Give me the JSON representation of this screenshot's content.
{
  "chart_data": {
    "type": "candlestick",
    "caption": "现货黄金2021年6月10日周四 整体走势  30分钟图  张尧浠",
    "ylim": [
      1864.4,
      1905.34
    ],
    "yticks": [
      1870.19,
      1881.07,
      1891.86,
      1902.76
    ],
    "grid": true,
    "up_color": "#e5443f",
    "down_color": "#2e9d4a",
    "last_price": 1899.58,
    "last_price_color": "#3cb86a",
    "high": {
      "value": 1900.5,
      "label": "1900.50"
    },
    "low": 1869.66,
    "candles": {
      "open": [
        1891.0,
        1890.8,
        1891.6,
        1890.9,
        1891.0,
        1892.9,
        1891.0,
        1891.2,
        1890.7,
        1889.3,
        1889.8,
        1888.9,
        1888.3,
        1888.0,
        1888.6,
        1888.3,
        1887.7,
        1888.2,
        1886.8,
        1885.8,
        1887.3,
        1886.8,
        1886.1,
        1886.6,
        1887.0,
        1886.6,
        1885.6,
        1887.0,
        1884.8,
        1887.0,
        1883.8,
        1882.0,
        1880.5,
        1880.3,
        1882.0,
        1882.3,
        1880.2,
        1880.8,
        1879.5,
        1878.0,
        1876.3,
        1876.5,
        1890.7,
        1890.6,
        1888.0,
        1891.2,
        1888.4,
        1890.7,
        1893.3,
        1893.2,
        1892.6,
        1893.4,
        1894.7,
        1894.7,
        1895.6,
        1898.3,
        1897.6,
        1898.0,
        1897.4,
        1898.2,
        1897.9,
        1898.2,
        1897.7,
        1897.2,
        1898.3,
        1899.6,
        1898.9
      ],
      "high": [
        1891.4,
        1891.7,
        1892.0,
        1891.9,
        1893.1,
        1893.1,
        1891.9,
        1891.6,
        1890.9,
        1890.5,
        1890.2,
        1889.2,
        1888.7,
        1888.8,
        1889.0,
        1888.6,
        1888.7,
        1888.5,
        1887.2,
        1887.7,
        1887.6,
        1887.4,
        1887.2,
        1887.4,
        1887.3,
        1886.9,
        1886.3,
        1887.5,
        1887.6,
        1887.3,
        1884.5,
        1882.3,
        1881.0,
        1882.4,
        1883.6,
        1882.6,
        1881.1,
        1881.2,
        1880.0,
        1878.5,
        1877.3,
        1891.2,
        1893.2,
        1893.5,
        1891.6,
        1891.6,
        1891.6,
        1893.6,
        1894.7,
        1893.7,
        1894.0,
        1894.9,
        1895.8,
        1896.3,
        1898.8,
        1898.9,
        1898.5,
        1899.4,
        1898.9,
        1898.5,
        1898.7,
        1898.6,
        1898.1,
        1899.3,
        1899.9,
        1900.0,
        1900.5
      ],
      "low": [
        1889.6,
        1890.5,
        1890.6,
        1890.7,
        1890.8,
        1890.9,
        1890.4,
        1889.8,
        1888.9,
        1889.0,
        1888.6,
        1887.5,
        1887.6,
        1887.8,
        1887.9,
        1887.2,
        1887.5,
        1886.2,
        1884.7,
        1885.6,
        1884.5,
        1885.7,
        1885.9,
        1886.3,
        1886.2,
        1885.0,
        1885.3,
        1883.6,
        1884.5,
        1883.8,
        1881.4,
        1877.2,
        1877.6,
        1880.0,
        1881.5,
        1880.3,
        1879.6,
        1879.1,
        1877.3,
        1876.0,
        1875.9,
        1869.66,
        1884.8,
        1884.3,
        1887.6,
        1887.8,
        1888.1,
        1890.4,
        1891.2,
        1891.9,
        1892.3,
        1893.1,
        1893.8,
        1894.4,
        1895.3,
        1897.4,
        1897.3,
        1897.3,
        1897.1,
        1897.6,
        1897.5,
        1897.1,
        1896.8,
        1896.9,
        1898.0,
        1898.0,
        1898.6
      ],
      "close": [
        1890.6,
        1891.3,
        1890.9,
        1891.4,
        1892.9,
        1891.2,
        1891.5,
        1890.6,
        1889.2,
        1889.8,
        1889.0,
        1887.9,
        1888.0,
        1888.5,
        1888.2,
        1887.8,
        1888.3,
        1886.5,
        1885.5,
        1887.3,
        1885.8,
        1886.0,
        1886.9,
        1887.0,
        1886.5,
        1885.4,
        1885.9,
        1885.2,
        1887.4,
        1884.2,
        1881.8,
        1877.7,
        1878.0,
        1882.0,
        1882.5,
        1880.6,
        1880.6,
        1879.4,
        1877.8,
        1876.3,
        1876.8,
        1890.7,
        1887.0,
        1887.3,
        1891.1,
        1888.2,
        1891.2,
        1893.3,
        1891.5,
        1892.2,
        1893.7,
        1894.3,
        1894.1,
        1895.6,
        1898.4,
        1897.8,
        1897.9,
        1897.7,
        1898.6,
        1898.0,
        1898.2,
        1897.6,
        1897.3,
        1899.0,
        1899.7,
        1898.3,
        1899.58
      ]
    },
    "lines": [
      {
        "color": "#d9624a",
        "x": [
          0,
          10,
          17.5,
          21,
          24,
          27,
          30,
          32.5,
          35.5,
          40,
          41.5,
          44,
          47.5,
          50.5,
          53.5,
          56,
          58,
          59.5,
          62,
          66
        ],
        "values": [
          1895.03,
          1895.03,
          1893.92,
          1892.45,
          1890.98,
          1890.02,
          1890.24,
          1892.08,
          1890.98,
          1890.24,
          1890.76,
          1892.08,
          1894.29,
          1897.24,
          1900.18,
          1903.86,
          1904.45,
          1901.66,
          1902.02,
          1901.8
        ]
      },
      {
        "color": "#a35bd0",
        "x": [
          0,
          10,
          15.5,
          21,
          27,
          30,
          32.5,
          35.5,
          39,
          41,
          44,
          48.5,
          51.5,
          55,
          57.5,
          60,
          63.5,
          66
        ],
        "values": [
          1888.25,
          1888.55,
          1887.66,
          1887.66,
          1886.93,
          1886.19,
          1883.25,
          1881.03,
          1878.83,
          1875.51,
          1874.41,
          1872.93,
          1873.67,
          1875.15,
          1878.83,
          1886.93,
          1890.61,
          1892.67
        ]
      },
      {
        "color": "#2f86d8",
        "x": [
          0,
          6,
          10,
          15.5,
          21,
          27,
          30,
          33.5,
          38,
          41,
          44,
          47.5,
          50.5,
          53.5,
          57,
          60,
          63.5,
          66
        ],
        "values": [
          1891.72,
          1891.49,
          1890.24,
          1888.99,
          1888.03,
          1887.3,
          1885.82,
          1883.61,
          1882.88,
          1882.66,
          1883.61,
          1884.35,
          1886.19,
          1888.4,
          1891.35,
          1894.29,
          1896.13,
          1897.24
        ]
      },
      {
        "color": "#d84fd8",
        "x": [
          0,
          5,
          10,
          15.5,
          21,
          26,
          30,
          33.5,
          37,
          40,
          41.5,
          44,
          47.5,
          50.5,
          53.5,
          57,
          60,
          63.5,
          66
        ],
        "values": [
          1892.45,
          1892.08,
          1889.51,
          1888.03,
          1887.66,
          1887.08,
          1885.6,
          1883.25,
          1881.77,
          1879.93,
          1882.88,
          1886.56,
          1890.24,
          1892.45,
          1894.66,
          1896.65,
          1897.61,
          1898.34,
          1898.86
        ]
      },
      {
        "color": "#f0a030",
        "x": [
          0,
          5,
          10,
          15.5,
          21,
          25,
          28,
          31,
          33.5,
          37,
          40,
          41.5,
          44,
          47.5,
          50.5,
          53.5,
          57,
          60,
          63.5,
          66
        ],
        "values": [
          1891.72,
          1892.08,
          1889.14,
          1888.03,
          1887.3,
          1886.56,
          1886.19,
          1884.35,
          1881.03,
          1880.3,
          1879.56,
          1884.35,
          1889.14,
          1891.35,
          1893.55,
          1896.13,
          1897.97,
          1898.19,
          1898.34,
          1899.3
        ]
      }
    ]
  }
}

══════════

Return the entries in full, keeping every line exactly as it is.

§ PROBLEM SOLUTION:
Give me the JSON representation of this screenshot's content.
{
  "chart_data": {
    "type": "candlestick",
    "caption": "现货黄金2021年6月10日周四 整体走势  30分钟图  张尧浠",
    "ylim": [
      1864.4,
      1905.34
    ],
    "yticks": [
      1870.19,
      1881.07,
      1891.86,
      1902.76
    ],
    "grid": true,
    "up_color": "#e5443f",
    "down_color": "#2e9d4a",
    "last_price": 1899.58,
    "last_price_color": "#3cb86a",
    "high": {
      "value": 1900.5,
      "label": "1900.50"
    },
    "low": 1869.66,
    "candles": {
      "open": [
        1891.0,
        1890.8,
        1891.6,
        1890.9,
        1891.0,
        1892.9,
        1891.0,
        1891.2,
        1890.7,
        1889.3,
        1889.8,
        1888.9,
        1888.3,
        1888.0,
        1888.6,
        1888.3,
        1887.7,
        1888.2,
        1886.8,
        1885.8,
        1887.3,
        1886.8,
        1886.1,
        1886.6,
        1887.0,
        1886.6,
        1885.6,
        1887.0,
        1884.8,
        1887.0,
        1883.8,
        1882.0,
        1880.5,
        1880.3,
        1882.0,
        1882.3,
        1880.2,
        1880.8,
        1879.5,
        1878.0,
        1876.3,
        1876.5,
        1890.7,
        1890.6,
        1888.0,
        1891.2,
        1888.4,
        1890.7,
        1893.3,
        1893.2,
        1892.6,
        1893.4,
        1894.7,
        1894.7,
        1895.6,
        1898.3,
        1897.6,
        1898.0,
        1897.4,
        1898.2,
        1897.9,
        1898.2,
        1897.7,
        1897.2,
        1898.3,
        1899.6,
        1898.9
      ],
      "high": [
        1891.4,
        1891.7,
        1892.0,
        1891.9,
        1893.1,
        1893.1,
        1891.9,
        1891.6,
        1890.9,
        1890.5,
        1890.2,
        1889.2,
        1888.7,
        1888.8,
        1889.0,
        1888.6,
        1888.7,
        1888.5,
        1887.2,
        1887.7,
        1887.6,
        1887.4,
        1887.2,
        1887.4,
        1887.3,
        1886.9,
        1886.3,
        1887.5,
        1887.6,
        1887.3,
        1884.5,
        1882.3,
        1881.0,
        1882.4,
        1883.6,
        1882.6,
        1881.1,
        1881.2,
        1880.0,
        1878.5,
        1877.3,
        1891.2,
        1893.2,
        1893.5,
        1891.6,
        1891.6,
        1891.6,
        1893.6,
        1894.7,
        1893.7,
        1894.0,
        1894.9,
        1895.8,
        1896.3,
        1898.8,
        1898.9,
        1898.5,
        1899.4,
        1898.9,
        1898.5,
        1898.7,
        1898.6,
        1898.1,
        1899.3,
        1899.9,
        1900.0,
        1900.5
      ],
      "low": [
        1889.6,
        1890.5,
        1890.6,
        1890.7,
        1890.8,
        1890.9,
        1890.4,
        1889.8,
        1888.9,
        1889.0,
        1888.6,
        1887.5,
        1887.6,
        1887.8,
        1887.9,
        1887.2,
        1887.5,
        1886.2,
        1884.7,
        1885.6,
        1884.5,
        1885.7,
        1885.9,
        1886.3,
        1886.2,
        1885.0,
        1885.3,
        1883.6,
        1884.5,
        1883.8,
        1881.4,
        1877.2,
        1877.6,
        1880.0,
        1881.5,
        1880.3,
        1879.6,
        1879.1,
        1877.3,
        1876.0,
        1875.9,
        1869.66,
        1884.8,
        1884.3,
        1887.6,
        1887.8,
        1888.1,
        1890.4,
        1891.2,
        1891.9,
        1892.3,
        1893.1,
        1893.8,
        1894.4,
        1895.3,
        1897.4,
        1897.3,
        1897.3,
        1897.1,
        1897.6,
        1897.5,
        1897.1,
        1896.8,
        1896.9,
        1898.0,
        1898.0,
        1898.6
      ],
      "close": [
        1890.6,
        1891.3,
        1890.9,
        1891.4,
        1892.9,
        1891.2,
        1891.5,
        1890.6,
        1889.2,
        1889.8,
        1889.0,
        1887.9,
        1888.0,
        1888.5,
        1888.2,
        1887.8,
        1888.3,
        1886.5,
        1885.5,
        1887.3,
        1885.8,
        1886.0,
        1886.9,
        1887.0,
        1886.5,
        1885.4,
        1885.9,
        1885.2,
        1887.4,
        1884.2,
        1881.8,
        1877.7,
        1878.0,
        1882.0,
        1882.5,
        1880.6,
        1880.6,
        1879.4,
        1877.8,
        1876.3,
        1876.8,
        1890.7,
        1887.0,
        1887.3,
        1891.1,
        1888.2,
        1891.2,
        1893.3,
        1891.5,
        1892.2,
        1893.7,
        1894.3,
        1894.1,
        1895.6,
        1898.4,
        1897.8,
        1897.9,
        1897.7,
        1898.6,
        1898.0,
        1898.2,
        1897.6,
        1897.3,
        1899.0,
        1899.7,
        1898.3,
        1899.58
      ]
    },
    "lines": [
      {
        "color": "#d9624a",
        "x": [
          0,
          10,
          17.5,
          21,
          24,
          27,
          30,
          32.5,
          35.5,
          40,
          41.5,
          44,
          47.5,
          50.5,
          53.5,
          56,
          58,
          59.5,
          62,
          66
        ],
        "values": [
          1895.03,
          1895.03,
          1893.92,
          1892.45,
          1890.98,
          1890.02,
          1890.24,
          1892.08,
          1890.98,
          1890.24,
          1890.76,
          1892.08,
          1894.29,
          1897.24,
          1900.18,
          1903.86,
          1904.45,
          1901.66,
          1902.02,
          1901.8
        ]
      },
      {
        "color": "#a35bd0",
        "x": [
          0,
          10,
          15.5,
          21,
          27,
          30,
          32.5,
          35.5,
          39,
          41,
          44,
          48.5,
          51.5,
          55,
          57.5,
          60,
          63.5,
          66
        ],
        "values": [
          1888.25,
          1888.55,
          1887.66,
          1887.66,
          1886.93,
          1886.19,
          1883.25,
          1881.03,
          1878.83,
          1875.51,
          1874.41,
          1872.93,
          1873.67,
          1875.15,
          1878.83,
          1886.93,
          1890.61,
          1892.67
        ]
      },
      {
        "color": "#2f86d8",
        "x": [
          0,
          6,
          10,
          15.5,
          21,
          27,
          30,
          33.5,
          38,
          41,
          44,
          47.5,
          50.5,
          53.5,
          57,
          60,
          63.5,
          66
        ],
        "values": [
          1891.72,
          1891.49,
          1890.24,
          1888.99,
          1888.03,
          1887.3,
          1885.82,
          1883.61,
          1882.88,
          1882.66,
          1883.61,
          1884.35,
          1886.19,
          1888.4,
          1891.35,
          1894.29,
          1896.13,
          1897.24
        ]
      },
      {
        "color": "#d84fd8",
        "x": [
          0,
          5,
          10,
          15.5,
          21,
          26,
          30,
          33.5,
          37,
          40,
          41.5,
          44,
          47.5,
          50.5,
          53.5,
          57,
          60,
          63.5,
          66
        ],
        "values": [
          1892.45,
          1892.08,
          1889.51,
          1888.03,
          1887.66,
          1887.08,
          1885.6,
          1883.25,
          1881.77,
          1879.93,
          1882.88,
          1886.56,
          1890.24,
          1892.45,
          1894.66,
          1896.65,
          1897.61,
          1898.34,
          1898.86
        ]
      },
      {
        "color": "#f0a030",
        "x": [
          0,
          5,
          10,
          15.5,
          21,
          25,
          28,
          31,
          33.5,
          37,
          40,
          41.5,
          44,
          47.5,
          50.5,
          53.5,
          57,
          60,
          63.5,
          66
        ],
        "values": [
          1891.72,
          1892.08,
          1889.14,
          1888.03,
          1887.3,
          1886.56,
          1886.19,
          1884.35,
          1881.03,
          1880.3,
          1879.56,
          1884.35,
          1889.14,
          1891.35,
          1893.55,
          1896.13,
          1897.97,
          1898.19,
          1898.34,
          1899.3
        ]
      }
    ]
  }
}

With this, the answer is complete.